§ Goal: Every entry must be copied word for word.

§ Listed entries:

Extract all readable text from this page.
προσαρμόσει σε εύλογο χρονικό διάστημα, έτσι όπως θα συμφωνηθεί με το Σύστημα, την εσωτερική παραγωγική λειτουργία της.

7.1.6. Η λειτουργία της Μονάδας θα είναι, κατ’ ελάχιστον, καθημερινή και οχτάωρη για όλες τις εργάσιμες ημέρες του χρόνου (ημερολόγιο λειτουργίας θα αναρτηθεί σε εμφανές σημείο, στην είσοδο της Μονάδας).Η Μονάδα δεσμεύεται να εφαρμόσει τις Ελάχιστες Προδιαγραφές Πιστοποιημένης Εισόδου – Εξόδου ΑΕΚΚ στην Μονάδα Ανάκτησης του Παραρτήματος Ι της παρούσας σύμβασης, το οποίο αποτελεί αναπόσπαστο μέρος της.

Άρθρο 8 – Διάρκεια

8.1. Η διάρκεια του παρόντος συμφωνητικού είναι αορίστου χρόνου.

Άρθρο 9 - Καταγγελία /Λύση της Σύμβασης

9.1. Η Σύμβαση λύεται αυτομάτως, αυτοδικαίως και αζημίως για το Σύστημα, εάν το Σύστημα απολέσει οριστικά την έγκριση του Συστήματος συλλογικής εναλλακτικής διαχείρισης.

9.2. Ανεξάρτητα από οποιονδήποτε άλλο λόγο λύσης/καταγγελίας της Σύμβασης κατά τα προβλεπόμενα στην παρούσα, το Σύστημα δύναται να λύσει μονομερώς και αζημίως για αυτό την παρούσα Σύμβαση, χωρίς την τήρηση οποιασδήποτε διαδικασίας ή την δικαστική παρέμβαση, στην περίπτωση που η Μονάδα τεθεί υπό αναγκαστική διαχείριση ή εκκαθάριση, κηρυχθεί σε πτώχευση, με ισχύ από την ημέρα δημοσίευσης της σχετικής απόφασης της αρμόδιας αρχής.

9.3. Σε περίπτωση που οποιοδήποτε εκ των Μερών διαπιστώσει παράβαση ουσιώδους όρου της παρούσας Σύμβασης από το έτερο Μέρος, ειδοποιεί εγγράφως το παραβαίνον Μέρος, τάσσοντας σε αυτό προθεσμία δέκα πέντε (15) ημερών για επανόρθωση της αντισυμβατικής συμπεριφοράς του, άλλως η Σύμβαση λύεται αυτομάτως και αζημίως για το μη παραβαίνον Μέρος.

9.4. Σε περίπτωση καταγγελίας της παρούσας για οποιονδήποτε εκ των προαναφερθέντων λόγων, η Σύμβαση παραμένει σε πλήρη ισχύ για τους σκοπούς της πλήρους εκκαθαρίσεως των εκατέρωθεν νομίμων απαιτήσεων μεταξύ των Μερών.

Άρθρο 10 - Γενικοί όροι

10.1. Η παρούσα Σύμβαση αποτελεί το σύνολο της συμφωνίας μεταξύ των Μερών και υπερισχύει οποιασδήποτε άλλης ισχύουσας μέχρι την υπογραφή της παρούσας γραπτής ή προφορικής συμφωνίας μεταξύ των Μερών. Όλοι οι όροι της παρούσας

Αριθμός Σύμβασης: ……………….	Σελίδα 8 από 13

§ The output:
Extract all readable text from this page.
προσαρμόσει σε εύλογο χρονικό διάστημα, έτσι όπως θα συμφωνηθεί με το Σύστημα, την εσωτερική παραγωγική λειτουργία της.

7.1.6. Η λειτουργία της Μονάδας θα είναι, κατ’ ελάχιστον, καθημερινή και οχτάωρη για όλες τις εργάσιμες ημέρες του χρόνου (ημερολόγιο λειτουργίας θα αναρτηθεί σε εμφανές σημείο, στην είσοδο της Μονάδας).Η Μονάδα δεσμεύεται να εφαρμόσει τις Ελάχιστες Προδιαγραφές Πιστοποιημένης Εισόδου – Εξόδου ΑΕΚΚ στην Μονάδα Ανάκτησης του Παραρτήματος Ι της παρούσας σύμβασης, το οποίο αποτελεί αναπόσπαστο μέρος της.

Άρθρο 8 – Διάρκεια

8.1. Η διάρκεια του παρόντος συμφωνητικού είναι αορίστου χρόνου.

Άρθρο 9 - Καταγγελία /Λύση της Σύμβασης

9.1. Η Σύμβαση λύεται αυτομάτως, αυτοδικαίως και αζημίως για το Σύστημα, εάν το Σύστημα απολέσει οριστικά την έγκριση του Συστήματος συλλογικής εναλλακτικής διαχείρισης.

9.2. Ανεξάρτητα από οποιονδήποτε άλλο λόγο λύσης/καταγγελίας της Σύμβασης κατά τα προβλεπόμενα στην παρούσα, το Σύστημα δύναται να λύσει μονομερώς και αζημίως για αυτό την παρούσα Σύμβαση, χωρίς την τήρηση οποιασδήποτε διαδικασίας ή την δικαστική παρέμβαση, στην περίπτωση που η Μονάδα τεθεί υπό αναγκαστική διαχείριση ή εκκαθάριση, κηρυχθεί σε πτώχευση, με ισχύ από την ημέρα δημοσίευσης της σχετικής απόφασης της αρμόδιας αρχής.

9.3. Σε περίπτωση που οποιοδήποτε εκ των Μερών διαπιστώσει παράβαση ουσιώδους όρου της παρούσας Σύμβασης από το έτερο Μέρος, ειδοποιεί εγγράφως το παραβαίνον Μέρος, τάσσοντας σε αυτό προθεσμία δέκα πέντε (15) ημερών για επανόρθωση της αντισυμβατικής συμπεριφοράς του, άλλως η Σύμβαση λύεται αυτομάτως και αζημίως για το μη παραβαίνον Μέρος.

9.4. Σε περίπτωση καταγγελίας της παρούσας για οποιονδήποτε εκ των προαναφερθέντων λόγων, η Σύμβαση παραμένει σε πλήρη ισχύ για τους σκοπούς της πλήρους εκκαθαρίσεως των εκατέρωθεν νομίμων απαιτήσεων μεταξύ των Μερών.

Άρθρο 10 - Γενικοί όροι

10.1. Η παρούσα Σύμβαση αποτελεί το σύνολο της συμφωνίας μεταξύ των Μερών και υπερισχύει οποιασδήποτε άλλης ισχύουσας μέχρι την υπογραφή της παρούσας γραπτής ή προφορικής συμφωνίας μεταξύ των Μερών. Όλοι οι όροι της παρούσας

Αριθμός Σύμβασης: ……………….	Σελίδα 8 από 13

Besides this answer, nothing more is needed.